── Provided material

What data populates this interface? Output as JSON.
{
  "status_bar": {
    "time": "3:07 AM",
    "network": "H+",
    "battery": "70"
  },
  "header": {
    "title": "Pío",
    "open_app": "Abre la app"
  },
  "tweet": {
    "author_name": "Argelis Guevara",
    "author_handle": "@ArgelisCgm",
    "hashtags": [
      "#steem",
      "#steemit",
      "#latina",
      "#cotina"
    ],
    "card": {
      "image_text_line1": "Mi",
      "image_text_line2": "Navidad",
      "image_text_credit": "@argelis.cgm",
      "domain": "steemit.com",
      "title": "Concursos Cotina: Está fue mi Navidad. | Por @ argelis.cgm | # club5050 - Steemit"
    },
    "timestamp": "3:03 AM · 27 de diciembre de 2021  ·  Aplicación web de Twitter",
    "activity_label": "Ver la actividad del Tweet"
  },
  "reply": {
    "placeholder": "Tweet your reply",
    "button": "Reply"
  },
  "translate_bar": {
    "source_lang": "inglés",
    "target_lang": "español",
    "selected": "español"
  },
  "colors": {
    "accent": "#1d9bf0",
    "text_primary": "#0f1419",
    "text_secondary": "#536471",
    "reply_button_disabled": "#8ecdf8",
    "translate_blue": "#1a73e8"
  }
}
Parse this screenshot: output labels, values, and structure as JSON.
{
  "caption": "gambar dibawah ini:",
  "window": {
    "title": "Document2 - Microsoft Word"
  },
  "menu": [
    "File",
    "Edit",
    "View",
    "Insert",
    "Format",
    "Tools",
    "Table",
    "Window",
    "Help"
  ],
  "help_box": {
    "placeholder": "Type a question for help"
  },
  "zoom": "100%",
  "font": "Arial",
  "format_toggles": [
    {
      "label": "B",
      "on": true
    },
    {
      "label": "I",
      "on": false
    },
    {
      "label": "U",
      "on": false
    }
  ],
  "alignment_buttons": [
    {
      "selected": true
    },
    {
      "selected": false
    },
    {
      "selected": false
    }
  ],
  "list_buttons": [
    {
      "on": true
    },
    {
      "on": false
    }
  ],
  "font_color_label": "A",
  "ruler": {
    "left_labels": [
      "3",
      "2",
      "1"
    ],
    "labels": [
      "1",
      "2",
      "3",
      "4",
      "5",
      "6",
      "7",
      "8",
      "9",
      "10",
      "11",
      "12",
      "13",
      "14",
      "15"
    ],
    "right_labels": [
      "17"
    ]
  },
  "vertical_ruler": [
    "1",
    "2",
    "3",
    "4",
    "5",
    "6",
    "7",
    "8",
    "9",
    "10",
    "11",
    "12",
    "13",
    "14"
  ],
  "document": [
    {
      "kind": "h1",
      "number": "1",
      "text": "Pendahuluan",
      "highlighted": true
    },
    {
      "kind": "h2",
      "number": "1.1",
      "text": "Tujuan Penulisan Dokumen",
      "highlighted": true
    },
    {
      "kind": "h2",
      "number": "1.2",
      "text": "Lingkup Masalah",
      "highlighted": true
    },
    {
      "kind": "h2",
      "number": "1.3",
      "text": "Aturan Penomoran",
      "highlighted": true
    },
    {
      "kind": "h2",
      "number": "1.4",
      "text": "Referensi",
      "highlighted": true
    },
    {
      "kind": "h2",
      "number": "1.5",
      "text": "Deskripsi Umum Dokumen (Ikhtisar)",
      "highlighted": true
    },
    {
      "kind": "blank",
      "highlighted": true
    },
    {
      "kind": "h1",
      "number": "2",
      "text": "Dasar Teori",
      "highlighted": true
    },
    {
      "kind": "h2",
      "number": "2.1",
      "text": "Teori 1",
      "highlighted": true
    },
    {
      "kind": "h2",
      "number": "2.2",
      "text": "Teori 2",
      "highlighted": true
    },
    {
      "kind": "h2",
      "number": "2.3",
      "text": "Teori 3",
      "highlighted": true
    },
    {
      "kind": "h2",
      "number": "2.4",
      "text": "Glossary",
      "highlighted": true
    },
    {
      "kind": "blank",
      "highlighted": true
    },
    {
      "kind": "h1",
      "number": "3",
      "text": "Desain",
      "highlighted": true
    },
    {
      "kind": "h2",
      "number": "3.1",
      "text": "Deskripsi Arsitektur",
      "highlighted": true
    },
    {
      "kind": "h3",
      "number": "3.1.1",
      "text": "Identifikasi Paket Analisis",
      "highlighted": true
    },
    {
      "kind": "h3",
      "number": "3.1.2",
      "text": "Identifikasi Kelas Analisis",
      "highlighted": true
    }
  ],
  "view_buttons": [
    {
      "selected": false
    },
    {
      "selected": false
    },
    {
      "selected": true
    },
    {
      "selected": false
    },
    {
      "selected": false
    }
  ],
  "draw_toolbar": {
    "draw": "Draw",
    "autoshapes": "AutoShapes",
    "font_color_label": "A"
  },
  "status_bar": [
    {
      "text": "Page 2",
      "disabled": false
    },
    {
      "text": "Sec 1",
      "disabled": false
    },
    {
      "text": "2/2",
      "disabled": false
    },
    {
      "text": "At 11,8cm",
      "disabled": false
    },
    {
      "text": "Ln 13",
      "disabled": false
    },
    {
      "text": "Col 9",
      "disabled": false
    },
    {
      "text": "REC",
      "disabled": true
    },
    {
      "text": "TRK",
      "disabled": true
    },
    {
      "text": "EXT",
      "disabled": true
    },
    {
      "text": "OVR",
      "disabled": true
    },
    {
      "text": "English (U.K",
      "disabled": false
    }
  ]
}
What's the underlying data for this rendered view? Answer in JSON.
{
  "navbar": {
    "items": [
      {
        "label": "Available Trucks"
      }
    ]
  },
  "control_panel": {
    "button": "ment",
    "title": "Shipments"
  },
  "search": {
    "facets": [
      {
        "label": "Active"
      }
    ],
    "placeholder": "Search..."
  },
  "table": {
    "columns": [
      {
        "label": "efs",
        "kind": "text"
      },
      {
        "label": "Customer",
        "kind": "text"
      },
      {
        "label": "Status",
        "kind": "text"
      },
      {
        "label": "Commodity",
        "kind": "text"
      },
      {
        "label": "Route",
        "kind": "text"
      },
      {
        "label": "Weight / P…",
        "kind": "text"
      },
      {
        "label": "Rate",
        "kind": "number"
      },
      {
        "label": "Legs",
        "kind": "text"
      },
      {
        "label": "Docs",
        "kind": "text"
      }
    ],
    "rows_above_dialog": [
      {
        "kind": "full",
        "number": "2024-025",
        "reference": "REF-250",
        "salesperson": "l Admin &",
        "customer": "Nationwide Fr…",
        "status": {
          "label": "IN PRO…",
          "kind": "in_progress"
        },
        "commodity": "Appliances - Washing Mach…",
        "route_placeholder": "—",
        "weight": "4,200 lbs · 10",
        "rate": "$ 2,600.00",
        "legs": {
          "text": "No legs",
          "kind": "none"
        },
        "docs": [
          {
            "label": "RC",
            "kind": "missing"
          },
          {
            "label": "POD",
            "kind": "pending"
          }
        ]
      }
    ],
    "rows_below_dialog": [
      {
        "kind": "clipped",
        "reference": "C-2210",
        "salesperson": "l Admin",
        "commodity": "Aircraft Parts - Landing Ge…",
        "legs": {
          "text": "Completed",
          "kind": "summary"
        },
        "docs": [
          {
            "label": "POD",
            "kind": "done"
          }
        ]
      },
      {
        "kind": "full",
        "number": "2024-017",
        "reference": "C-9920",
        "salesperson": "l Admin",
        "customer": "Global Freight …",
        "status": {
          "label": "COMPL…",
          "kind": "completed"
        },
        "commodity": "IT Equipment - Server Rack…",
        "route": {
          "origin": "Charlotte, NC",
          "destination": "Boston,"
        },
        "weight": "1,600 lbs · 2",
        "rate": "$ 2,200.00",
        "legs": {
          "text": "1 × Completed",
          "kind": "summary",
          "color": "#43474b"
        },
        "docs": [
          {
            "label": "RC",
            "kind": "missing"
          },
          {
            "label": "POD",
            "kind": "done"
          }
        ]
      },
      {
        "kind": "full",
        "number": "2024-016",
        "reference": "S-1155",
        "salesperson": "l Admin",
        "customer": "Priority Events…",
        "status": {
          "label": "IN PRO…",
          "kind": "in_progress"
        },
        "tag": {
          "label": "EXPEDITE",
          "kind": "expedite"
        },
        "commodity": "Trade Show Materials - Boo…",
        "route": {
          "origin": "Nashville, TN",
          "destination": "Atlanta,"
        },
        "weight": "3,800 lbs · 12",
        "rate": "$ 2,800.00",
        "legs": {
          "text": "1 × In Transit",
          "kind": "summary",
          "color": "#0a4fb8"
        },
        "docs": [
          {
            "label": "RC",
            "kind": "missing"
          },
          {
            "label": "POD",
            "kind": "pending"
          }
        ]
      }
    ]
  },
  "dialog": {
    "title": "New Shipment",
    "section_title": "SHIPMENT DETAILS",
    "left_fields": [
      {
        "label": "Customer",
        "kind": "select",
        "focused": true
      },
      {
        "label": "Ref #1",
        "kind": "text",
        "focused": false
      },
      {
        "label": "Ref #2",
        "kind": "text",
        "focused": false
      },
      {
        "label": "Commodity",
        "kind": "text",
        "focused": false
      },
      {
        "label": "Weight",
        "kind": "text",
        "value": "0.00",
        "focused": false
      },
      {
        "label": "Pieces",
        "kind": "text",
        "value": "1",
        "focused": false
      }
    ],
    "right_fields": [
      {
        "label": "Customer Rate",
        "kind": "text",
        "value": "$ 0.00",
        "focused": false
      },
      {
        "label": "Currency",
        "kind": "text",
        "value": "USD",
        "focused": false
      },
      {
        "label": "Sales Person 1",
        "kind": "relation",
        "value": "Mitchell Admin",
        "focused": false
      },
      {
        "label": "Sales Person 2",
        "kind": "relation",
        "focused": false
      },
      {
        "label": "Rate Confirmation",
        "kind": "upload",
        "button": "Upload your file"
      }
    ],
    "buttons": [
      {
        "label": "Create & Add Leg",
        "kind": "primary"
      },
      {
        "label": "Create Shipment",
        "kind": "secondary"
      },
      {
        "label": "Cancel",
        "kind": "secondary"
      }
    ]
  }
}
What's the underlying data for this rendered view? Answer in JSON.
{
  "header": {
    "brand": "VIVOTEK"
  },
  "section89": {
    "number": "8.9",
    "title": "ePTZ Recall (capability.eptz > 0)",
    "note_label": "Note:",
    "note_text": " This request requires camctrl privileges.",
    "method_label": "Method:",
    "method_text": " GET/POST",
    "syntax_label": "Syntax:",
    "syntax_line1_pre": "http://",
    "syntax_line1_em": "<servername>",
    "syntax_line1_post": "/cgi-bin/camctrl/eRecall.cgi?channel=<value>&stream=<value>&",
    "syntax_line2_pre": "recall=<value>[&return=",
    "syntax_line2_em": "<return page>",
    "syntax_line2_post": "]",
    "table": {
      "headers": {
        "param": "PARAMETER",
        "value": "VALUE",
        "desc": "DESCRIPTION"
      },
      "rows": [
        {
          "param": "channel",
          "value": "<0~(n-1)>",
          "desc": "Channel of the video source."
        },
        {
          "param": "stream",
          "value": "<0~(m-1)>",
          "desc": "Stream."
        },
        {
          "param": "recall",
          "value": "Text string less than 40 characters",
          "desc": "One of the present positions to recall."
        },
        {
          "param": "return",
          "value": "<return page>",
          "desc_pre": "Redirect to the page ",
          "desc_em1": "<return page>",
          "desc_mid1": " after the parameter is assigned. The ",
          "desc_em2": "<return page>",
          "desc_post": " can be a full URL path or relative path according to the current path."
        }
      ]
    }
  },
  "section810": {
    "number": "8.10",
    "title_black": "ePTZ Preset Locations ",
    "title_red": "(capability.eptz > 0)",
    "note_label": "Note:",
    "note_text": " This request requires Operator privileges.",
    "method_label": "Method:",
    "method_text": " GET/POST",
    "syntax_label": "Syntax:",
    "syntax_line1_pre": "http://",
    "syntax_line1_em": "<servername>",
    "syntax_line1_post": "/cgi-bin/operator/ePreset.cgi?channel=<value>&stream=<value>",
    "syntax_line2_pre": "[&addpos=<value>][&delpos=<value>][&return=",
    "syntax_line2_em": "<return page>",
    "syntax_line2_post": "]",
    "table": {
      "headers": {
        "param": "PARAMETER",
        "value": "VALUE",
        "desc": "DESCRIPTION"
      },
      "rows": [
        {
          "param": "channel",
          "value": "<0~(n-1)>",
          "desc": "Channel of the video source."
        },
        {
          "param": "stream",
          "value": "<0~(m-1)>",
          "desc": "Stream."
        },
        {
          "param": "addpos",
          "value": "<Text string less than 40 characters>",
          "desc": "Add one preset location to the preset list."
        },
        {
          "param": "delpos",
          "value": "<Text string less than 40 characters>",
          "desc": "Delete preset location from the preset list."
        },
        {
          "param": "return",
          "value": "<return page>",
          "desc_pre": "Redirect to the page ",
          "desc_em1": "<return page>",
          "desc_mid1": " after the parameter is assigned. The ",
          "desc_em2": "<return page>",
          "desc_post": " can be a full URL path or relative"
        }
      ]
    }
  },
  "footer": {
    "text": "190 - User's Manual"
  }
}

────

**Directive**: Reply with nothing but the number of lines in the data above that contain "addpos".

**Problem solution**: 2